**Supplied passage**
Indisputably, a Jewish genius — but also a pariah and a bumpkin

Steve Stern’s ‘The Village Idiot’ fictionalizes the life of the Belarusian painter Chaim Soutine

The Memphis-born American Jewish novelist Steve Stern, 74, has long been inspired by Jewish folklore and a dream-like Yiddish literary tradition in the vein of I. L. Peretz, Itzik Manger, and Lamed Shapiro. Author of “Lazar Malkin Enters Heaven” and “The Frozen Rabbi,” Stern has just written a new book, “The Village Idiot.” A fictionalized life of the Belarusian Jewish painter Chaïm Soutine, the book contains reveries and offbeat humor. Recently I spoke with Stern about how Soutine’s Jewish identity was infused in his art.

**Records**

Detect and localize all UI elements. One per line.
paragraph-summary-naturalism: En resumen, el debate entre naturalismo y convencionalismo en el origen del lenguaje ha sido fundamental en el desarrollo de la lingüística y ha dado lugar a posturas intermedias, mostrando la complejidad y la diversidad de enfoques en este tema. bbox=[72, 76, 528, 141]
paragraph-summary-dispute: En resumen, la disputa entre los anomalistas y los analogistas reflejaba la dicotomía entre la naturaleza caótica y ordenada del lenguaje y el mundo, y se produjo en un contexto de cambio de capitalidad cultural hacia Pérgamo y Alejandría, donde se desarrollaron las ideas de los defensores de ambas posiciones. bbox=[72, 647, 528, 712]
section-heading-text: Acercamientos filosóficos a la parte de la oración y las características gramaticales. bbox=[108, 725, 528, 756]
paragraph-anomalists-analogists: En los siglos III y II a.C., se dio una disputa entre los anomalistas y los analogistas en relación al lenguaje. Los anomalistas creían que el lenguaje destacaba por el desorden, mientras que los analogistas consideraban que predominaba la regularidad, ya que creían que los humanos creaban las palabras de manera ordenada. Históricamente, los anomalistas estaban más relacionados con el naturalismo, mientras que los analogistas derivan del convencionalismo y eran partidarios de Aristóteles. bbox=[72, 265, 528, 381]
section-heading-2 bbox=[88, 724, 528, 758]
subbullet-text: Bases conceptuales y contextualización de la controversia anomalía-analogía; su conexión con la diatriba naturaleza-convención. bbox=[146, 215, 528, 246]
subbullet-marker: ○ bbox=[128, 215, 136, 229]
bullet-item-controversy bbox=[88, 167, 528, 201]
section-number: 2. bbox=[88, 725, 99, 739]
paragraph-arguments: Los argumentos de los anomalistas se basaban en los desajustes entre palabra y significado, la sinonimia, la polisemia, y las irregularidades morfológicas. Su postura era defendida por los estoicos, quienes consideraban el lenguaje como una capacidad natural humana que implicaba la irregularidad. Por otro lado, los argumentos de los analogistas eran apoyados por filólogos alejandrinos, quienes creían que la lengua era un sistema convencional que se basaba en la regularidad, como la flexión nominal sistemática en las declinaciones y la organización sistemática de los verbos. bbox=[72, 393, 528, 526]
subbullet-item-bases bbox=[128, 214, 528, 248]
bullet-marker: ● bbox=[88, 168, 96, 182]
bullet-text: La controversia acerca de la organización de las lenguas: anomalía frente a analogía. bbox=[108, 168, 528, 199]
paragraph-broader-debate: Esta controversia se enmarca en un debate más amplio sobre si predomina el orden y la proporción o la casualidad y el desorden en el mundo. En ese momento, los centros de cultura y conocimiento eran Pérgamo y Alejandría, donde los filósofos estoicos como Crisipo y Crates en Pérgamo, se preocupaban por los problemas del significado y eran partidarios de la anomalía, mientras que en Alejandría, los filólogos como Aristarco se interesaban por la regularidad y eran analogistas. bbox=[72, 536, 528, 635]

**Short problem 1**
According to the article about Steve Stern's novel, whose life does "The Village Idiot" fictionalize?
**Short problem 2**
Carry on the article about Steve Stern's novel, starting right after its final sentence.

**Reply 1**
The life of the Belarusian Jewish painter Chaïm Soutine.

**Reply 2**
The art historian Avram Kampf described Soutine’s paintings as “filled with nervousness, anxiety and fear. His work was believed to mirror the situation in which all European Jewry found themselves in the period between the wars.” Yet your novel suggests that the Yiddishkeit in his imagery was also positive, reflecting strength, not just angst, right?

Yeah, I had a sense that Soutine was fleeing the shtetl his entire life, unlike Chagall and [Emmanuel] Mané-Katz and other Jews in the School of Paris who had fled Eastern Europe. Soutine doesn’t include a single Jewish image in his work, and maybe I’m projecting this, but I wanted him to be followed by the shtetl, in a way that made the folklore and superstitions of the world that he fled inescapable.

The Kabbalist Henri Sérouya stated that Soutine’s paintings are troubling because they are “permeated with the vehemence of Jewish mysticism.” Would you agree?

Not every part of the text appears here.